--- start Input ---
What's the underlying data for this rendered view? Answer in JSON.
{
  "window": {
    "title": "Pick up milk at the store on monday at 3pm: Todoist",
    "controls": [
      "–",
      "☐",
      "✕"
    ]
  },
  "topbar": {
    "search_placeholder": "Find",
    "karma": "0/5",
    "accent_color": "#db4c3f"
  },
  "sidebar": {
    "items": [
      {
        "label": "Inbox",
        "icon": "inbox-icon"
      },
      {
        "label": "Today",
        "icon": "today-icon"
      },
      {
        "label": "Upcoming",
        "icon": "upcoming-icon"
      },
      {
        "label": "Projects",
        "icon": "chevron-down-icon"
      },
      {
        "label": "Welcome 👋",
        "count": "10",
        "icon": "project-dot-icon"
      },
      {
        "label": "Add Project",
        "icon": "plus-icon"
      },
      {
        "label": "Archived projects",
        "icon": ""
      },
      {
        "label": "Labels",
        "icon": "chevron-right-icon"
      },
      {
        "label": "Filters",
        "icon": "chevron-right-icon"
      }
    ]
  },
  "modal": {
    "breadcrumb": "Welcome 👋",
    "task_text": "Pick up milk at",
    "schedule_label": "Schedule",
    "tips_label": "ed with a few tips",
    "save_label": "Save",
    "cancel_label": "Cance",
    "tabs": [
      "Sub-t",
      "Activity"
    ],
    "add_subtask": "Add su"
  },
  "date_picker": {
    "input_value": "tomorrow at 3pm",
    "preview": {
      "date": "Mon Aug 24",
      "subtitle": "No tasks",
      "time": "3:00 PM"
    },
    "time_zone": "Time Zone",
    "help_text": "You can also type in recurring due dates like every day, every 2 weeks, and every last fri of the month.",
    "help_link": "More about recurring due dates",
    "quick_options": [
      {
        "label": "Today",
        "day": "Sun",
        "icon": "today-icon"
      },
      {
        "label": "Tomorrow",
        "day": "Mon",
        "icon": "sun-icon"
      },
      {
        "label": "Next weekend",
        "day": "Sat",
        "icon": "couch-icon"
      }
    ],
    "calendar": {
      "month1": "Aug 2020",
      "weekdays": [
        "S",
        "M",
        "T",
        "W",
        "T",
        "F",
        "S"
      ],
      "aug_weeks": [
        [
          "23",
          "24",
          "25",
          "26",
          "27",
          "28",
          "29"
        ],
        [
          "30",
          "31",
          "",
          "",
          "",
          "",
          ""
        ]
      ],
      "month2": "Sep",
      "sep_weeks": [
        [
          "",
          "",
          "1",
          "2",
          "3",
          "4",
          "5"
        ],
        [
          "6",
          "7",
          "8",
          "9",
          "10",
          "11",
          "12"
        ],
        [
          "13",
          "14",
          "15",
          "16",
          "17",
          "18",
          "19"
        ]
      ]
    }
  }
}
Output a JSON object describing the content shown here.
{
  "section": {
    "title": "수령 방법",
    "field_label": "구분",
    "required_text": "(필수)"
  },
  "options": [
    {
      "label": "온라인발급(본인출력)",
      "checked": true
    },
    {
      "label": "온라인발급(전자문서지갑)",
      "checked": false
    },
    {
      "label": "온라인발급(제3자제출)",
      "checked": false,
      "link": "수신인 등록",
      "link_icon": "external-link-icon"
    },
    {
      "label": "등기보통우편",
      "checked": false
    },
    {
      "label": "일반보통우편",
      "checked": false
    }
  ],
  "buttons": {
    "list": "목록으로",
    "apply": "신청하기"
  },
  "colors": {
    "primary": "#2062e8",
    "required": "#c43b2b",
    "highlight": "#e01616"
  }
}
--- end Input ---
- Written instruction -
Extract the full listing above without alteration.

- Result -
What's the underlying data for this rendered view? Answer in JSON.
{
  "window": {
    "title": "Pick up milk at the store on monday at 3pm: Todoist",
    "controls": [
      "–",
      "☐",
      "✕"
    ]
  },
  "topbar": {
    "search_placeholder": "Find",
    "karma": "0/5",
    "accent_color": "#db4c3f"
  },
  "sidebar": {
    "items": [
      {
        "label": "Inbox",
        "icon": "inbox-icon"
      },
      {
        "label": "Today",
        "icon": "today-icon"
      },
      {
        "label": "Upcoming",
        "icon": "upcoming-icon"
      },
      {
        "label": "Projects",
        "icon": "chevron-down-icon"
      },
      {
        "label": "Welcome 👋",
        "count": "10",
        "icon": "project-dot-icon"
      },
      {
        "label": "Add Project",
        "icon": "plus-icon"
      },
      {
        "label": "Archived projects",
        "icon": ""
      },
      {
        "label": "Labels",
        "icon": "chevron-right-icon"
      },
      {
        "label": "Filters",
        "icon": "chevron-right-icon"
      }
    ]
  },
  "modal": {
    "breadcrumb": "Welcome 👋",
    "task_text": "Pick up milk at",
    "schedule_label": "Schedule",
    "tips_label": "ed with a few tips",
    "save_label": "Save",
    "cancel_label": "Cance",
    "tabs": [
      "Sub-t",
      "Activity"
    ],
    "add_subtask": "Add su"
  },
  "date_picker": {
    "input_value": "tomorrow at 3pm",
    "preview": {
      "date": "Mon Aug 24",
      "subtitle": "No tasks",
      "time": "3:00 PM"
    },
    "time_zone": "Time Zone",
    "help_text": "You can also type in recurring due dates like every day, every 2 weeks, and every last fri of the month.",
    "help_link": "More about recurring due dates",
    "quick_options": [
      {
        "label": "Today",
        "day": "Sun",
        "icon": "today-icon"
      },
      {
        "label": "Tomorrow",
        "day": "Mon",
        "icon": "sun-icon"
      },
      {
        "label": "Next weekend",
        "day": "Sat",
        "icon": "couch-icon"
      }
    ],
    "calendar": {
      "month1": "Aug 2020",
      "weekdays": [
        "S",
        "M",
        "T",
        "W",
        "T",
        "F",
        "S"
      ],
      "aug_weeks": [
        [
          "23",
          "24",
          "25",
          "26",
          "27",
          "28",
          "29"
        ],
        [
          "30",
          "31",
          "",
          "",
          "",
          "",
          ""
        ]
      ],
      "month2": "Sep",
      "sep_weeks": [
        [
          "",
          "",
          "1",
          "2",
          "3",
          "4",
          "5"
        ],
        [
          "6",
          "7",
          "8",
          "9",
          "10",
          "11",
          "12"
        ],
        [
          "13",
          "14",
          "15",
          "16",
          "17",
          "18",
          "19"
        ]
      ]
    }
  }
}
Output a JSON object describing the content shown here.
{
  "section": {
    "title": "수령 방법",
    "field_label": "구분",
    "required_text": "(필수)"
  },
  "options": [
    {
      "label": "온라인발급(본인출력)",
      "checked": true
    },
    {
      "label": "온라인발급(전자문서지갑)",
      "checked": false
    },
    {
      "label": "온라인발급(제3자제출)",
      "checked": false,
      "link": "수신인 등록",
      "link_icon": "external-link-icon"
    },
    {
      "label": "등기보통우편",
      "checked": false
    },
    {
      "label": "일반보통우편",
      "checked": false
    }
  ],
  "buttons": {
    "list": "목록으로",
    "apply": "신청하기"
  },
  "colors": {
    "primary": "#2062e8",
    "required": "#c43b2b",
    "highlight": "#e01616"
  }
}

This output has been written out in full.